Exercise inputs:
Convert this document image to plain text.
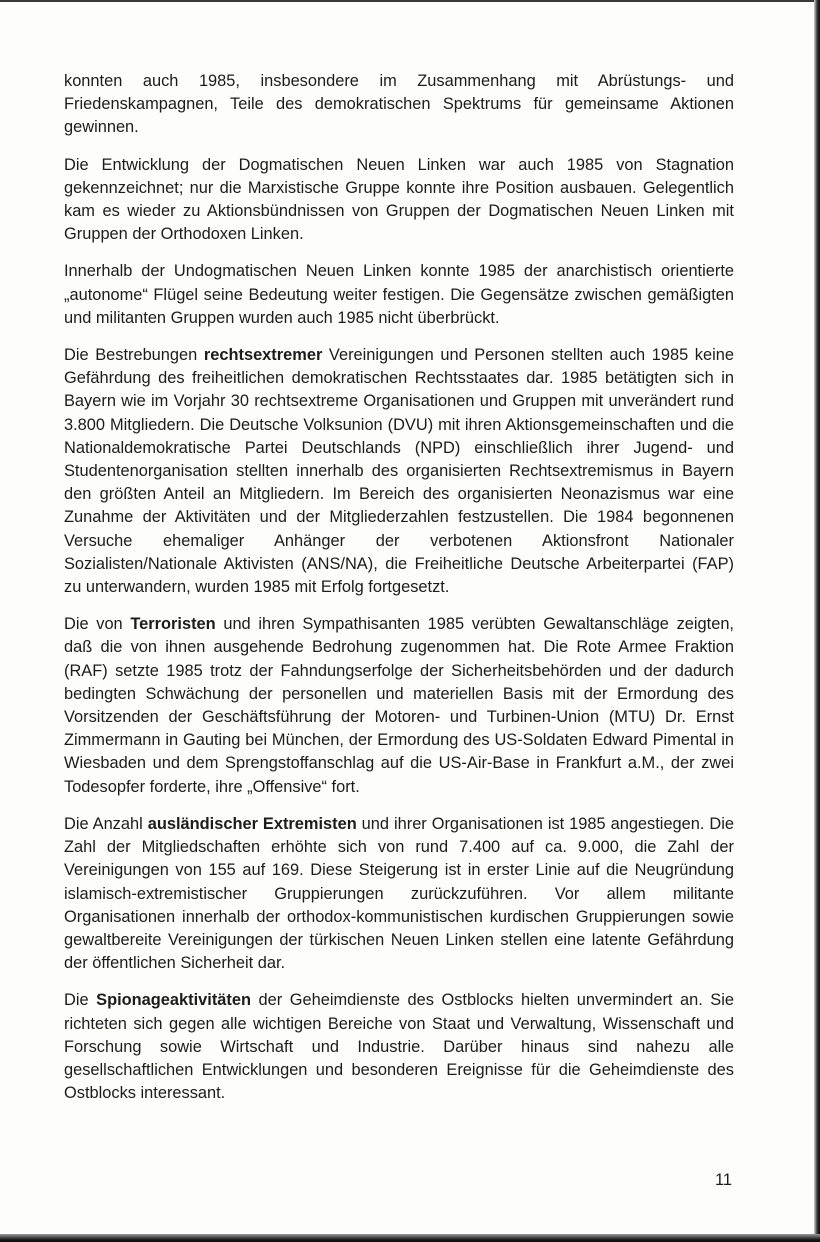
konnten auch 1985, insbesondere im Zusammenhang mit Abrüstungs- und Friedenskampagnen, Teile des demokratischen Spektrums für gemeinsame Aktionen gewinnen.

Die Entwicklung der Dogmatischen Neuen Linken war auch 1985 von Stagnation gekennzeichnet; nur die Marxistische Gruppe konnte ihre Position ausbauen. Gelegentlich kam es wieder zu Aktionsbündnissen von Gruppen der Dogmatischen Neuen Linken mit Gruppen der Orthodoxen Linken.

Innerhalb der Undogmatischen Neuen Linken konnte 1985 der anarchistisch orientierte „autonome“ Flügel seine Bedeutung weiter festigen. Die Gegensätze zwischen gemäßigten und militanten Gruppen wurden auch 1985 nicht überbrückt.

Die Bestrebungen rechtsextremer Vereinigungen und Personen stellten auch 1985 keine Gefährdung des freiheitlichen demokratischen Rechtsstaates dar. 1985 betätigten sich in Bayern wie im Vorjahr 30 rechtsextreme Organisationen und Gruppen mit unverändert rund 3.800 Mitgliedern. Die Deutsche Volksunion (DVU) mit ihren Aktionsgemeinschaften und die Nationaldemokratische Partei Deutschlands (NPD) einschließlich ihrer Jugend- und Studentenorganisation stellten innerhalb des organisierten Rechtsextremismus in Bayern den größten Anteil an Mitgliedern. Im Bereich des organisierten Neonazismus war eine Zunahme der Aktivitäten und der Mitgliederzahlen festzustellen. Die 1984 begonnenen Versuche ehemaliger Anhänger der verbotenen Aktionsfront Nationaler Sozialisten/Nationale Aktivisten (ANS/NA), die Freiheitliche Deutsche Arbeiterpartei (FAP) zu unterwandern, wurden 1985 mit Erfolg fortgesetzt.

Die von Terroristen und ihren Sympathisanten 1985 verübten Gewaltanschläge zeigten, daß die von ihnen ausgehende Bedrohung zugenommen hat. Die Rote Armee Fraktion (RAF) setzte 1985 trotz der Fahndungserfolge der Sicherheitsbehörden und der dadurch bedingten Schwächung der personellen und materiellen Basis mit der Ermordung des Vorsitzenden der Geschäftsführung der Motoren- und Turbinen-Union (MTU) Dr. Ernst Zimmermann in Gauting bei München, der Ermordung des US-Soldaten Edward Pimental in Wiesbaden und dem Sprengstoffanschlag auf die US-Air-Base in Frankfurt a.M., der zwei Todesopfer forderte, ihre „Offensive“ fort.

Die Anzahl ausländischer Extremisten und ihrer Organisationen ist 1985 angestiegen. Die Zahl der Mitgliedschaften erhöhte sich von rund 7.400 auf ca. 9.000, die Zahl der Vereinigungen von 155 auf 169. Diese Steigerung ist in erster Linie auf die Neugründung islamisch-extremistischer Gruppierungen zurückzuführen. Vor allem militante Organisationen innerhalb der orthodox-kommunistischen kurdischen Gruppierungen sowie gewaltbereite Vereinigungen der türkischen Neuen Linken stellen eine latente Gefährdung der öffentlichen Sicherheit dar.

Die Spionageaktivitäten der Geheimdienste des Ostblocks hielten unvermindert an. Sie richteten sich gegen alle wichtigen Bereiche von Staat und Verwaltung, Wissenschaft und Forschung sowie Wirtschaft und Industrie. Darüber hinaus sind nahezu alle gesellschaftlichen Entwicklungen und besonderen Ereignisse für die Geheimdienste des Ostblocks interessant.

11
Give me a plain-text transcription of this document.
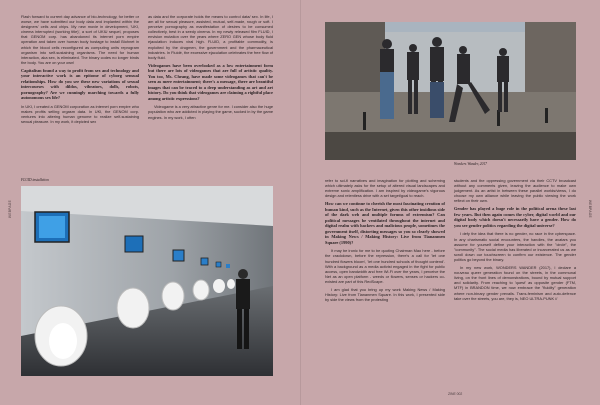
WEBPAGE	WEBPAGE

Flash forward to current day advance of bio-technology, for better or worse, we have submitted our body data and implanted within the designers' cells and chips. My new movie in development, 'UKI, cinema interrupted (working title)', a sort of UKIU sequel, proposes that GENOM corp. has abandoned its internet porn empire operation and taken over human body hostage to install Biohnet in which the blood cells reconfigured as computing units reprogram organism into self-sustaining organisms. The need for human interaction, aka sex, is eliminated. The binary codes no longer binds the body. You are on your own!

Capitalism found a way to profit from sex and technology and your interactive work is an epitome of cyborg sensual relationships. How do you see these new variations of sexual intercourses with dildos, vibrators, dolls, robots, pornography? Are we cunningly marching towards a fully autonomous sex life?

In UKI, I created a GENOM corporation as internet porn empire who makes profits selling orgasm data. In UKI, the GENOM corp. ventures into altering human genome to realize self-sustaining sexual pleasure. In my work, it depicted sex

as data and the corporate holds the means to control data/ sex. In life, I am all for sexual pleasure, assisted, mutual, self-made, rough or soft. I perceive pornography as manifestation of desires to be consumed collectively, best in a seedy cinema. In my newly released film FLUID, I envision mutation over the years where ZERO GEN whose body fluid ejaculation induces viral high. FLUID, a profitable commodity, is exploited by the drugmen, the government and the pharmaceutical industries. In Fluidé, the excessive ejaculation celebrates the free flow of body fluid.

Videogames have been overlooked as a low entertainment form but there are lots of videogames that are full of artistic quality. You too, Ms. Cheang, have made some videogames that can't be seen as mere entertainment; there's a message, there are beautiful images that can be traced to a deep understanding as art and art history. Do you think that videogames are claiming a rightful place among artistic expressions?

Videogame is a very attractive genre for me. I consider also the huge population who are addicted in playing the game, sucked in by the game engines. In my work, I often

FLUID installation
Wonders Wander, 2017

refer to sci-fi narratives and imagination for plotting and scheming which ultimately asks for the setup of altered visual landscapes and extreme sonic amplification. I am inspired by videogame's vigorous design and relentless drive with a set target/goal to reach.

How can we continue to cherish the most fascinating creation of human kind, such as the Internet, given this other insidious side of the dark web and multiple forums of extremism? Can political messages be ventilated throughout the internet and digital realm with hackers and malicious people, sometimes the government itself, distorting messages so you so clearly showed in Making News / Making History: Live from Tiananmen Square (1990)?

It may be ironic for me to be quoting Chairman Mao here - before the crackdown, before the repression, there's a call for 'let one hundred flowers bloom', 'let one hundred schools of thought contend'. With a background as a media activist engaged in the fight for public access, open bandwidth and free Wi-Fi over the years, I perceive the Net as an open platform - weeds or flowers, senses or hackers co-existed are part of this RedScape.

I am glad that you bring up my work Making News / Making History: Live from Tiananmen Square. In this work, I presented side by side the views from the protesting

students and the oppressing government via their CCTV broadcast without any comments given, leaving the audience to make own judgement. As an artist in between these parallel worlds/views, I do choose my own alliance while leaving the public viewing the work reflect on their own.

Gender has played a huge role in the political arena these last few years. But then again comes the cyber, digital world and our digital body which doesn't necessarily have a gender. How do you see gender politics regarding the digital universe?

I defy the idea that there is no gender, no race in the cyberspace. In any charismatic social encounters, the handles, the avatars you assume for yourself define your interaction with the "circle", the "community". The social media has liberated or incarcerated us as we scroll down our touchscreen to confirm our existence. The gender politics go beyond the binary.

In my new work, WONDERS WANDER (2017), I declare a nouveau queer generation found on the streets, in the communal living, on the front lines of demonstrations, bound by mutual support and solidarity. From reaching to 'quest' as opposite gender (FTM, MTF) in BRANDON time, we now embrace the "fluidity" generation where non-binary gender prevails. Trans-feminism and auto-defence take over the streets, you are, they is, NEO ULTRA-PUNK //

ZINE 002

Work task: Pictures stay out; all other material above is restated word for word.

Your solution:
Convert this document image to plain text.
konnten auch 1985, insbesondere im Zusammenhang mit Abrüstungs- und Friedenskampagnen, Teile des demokratischen Spektrums für gemeinsame Aktionen gewinnen.

Die Entwicklung der Dogmatischen Neuen Linken war auch 1985 von Stagnation gekennzeichnet; nur die Marxistische Gruppe konnte ihre Position ausbauen. Gelegentlich kam es wieder zu Aktionsbündnissen von Gruppen der Dogmatischen Neuen Linken mit Gruppen der Orthodoxen Linken.

Innerhalb der Undogmatischen Neuen Linken konnte 1985 der anarchistisch orientierte „autonome“ Flügel seine Bedeutung weiter festigen. Die Gegensätze zwischen gemäßigten und militanten Gruppen wurden auch 1985 nicht überbrückt.

Die Bestrebungen rechtsextremer Vereinigungen und Personen stellten auch 1985 keine Gefährdung des freiheitlichen demokratischen Rechtsstaates dar. 1985 betätigten sich in Bayern wie im Vorjahr 30 rechtsextreme Organisationen und Gruppen mit unverändert rund 3.800 Mitgliedern. Die Deutsche Volksunion (DVU) mit ihren Aktionsgemeinschaften und die Nationaldemokratische Partei Deutschlands (NPD) einschließlich ihrer Jugend- und Studentenorganisation stellten innerhalb des organisierten Rechtsextremismus in Bayern den größten Anteil an Mitgliedern. Im Bereich des organisierten Neonazismus war eine Zunahme der Aktivitäten und der Mitgliederzahlen festzustellen. Die 1984 begonnenen Versuche ehemaliger Anhänger der verbotenen Aktionsfront Nationaler Sozialisten/Nationale Aktivisten (ANS/NA), die Freiheitliche Deutsche Arbeiterpartei (FAP) zu unterwandern, wurden 1985 mit Erfolg fortgesetzt.

Die von Terroristen und ihren Sympathisanten 1985 verübten Gewaltanschläge zeigten, daß die von ihnen ausgehende Bedrohung zugenommen hat. Die Rote Armee Fraktion (RAF) setzte 1985 trotz der Fahndungserfolge der Sicherheitsbehörden und der dadurch bedingten Schwächung der personellen und materiellen Basis mit der Ermordung des Vorsitzenden der Geschäftsführung der Motoren- und Turbinen-Union (MTU) Dr. Ernst Zimmermann in Gauting bei München, der Ermordung des US-Soldaten Edward Pimental in Wiesbaden und dem Sprengstoffanschlag auf die US-Air-Base in Frankfurt a.M., der zwei Todesopfer forderte, ihre „Offensive“ fort.

Die Anzahl ausländischer Extremisten und ihrer Organisationen ist 1985 angestiegen. Die Zahl der Mitgliedschaften erhöhte sich von rund 7.400 auf ca. 9.000, die Zahl der Vereinigungen von 155 auf 169. Diese Steigerung ist in erster Linie auf die Neugründung islamisch-extremistischer Gruppierungen zurückzuführen. Vor allem militante Organisationen innerhalb der orthodox-kommunistischen kurdischen Gruppierungen sowie gewaltbereite Vereinigungen der türkischen Neuen Linken stellen eine latente Gefährdung der öffentlichen Sicherheit dar.

Die Spionageaktivitäten der Geheimdienste des Ostblocks hielten unvermindert an. Sie richteten sich gegen alle wichtigen Bereiche von Staat und Verwaltung, Wissenschaft und Forschung sowie Wirtschaft und Industrie. Darüber hinaus sind nahezu alle gesellschaftlichen Entwicklungen und besonderen Ereignisse für die Geheimdienste des Ostblocks interessant.

11
Give me a plain-text transcription of this document.
WEBPAGE	WEBPAGE

Flash forward to current day advance of bio-technology, for better or worse, we have submitted our body data and implanted within the designers' cells and chips. My new movie in development, 'UKI, cinema interrupted (working title)', a sort of UKIU sequel, proposes that GENOM corp. has abandoned its internet porn empire operation and taken over human body hostage to install Biohnet in which the blood cells reconfigured as computing units reprogram organism into self-sustaining organisms. The need for human interaction, aka sex, is eliminated. The binary codes no longer binds the body. You are on your own!

Capitalism found a way to profit from sex and technology and your interactive work is an epitome of cyborg sensual relationships. How do you see these new variations of sexual intercourses with dildos, vibrators, dolls, robots, pornography? Are we cunningly marching towards a fully autonomous sex life?

In UKI, I created a GENOM corporation as internet porn empire who makes profits selling orgasm data. In UKI, the GENOM corp. ventures into altering human genome to realize self-sustaining sexual pleasure. In my work, it depicted sex

as data and the corporate holds the means to control data/ sex. In life, I am all for sexual pleasure, assisted, mutual, self-made, rough or soft. I perceive pornography as manifestation of desires to be consumed collectively, best in a seedy cinema. In my newly released film FLUID, I envision mutation over the years where ZERO GEN whose body fluid ejaculation induces viral high. FLUID, a profitable commodity, is exploited by the drugmen, the government and the pharmaceutical industries. In Fluidé, the excessive ejaculation celebrates the free flow of body fluid.

Videogames have been overlooked as a low entertainment form but there are lots of videogames that are full of artistic quality. You too, Ms. Cheang, have made some videogames that can't be seen as mere entertainment; there's a message, there are beautiful images that can be traced to a deep understanding as art and art history. Do you think that videogames are claiming a rightful place among artistic expressions?

Videogame is a very attractive genre for me. I consider also the huge population who are addicted in playing the game, sucked in by the game engines. In my work, I often

FLUID installation
Wonders Wander, 2017

refer to sci-fi narratives and imagination for plotting and scheming which ultimately asks for the setup of altered visual landscapes and extreme sonic amplification. I am inspired by videogame's vigorous design and relentless drive with a set target/goal to reach.

How can we continue to cherish the most fascinating creation of human kind, such as the Internet, given this other insidious side of the dark web and multiple forums of extremism? Can political messages be ventilated throughout the internet and digital realm with hackers and malicious people, sometimes the government itself, distorting messages so you so clearly showed in Making News / Making History: Live from Tiananmen Square (1990)?

It may be ironic for me to be quoting Chairman Mao here - before the crackdown, before the repression, there's a call for 'let one hundred flowers bloom', 'let one hundred schools of thought contend'. With a background as a media activist engaged in the fight for public access, open bandwidth and free Wi-Fi over the years, I perceive the Net as an open platform - weeds or flowers, senses or hackers co-existed are part of this RedScape.

I am glad that you bring up my work Making News / Making History: Live from Tiananmen Square. In this work, I presented side by side the views from the protesting

students and the oppressing government via their CCTV broadcast without any comments given, leaving the audience to make own judgement. As an artist in between these parallel worlds/views, I do choose my own alliance while leaving the public viewing the work reflect on their own.

Gender has played a huge role in the political arena these last few years. But then again comes the cyber, digital world and our digital body which doesn't necessarily have a gender. How do you see gender politics regarding the digital universe?

I defy the idea that there is no gender, no race in the cyberspace. In any charismatic social encounters, the handles, the avatars you assume for yourself define your interaction with the "circle", the "community". The social media has liberated or incarcerated us as we scroll down our touchscreen to confirm our existence. The gender politics go beyond the binary.

In my new work, WONDERS WANDER (2017), I declare a nouveau queer generation found on the streets, in the communal living, on the front lines of demonstrations, bound by mutual support and solidarity. From reaching to 'quest' as opposite gender (FTM, MTF) in BRANDON time, we now embrace the "fluidity" generation where non-binary gender prevails. Trans-feminism and auto-defence take over the streets, you are, they is, NEO ULTRA-PUNK //

ZINE 002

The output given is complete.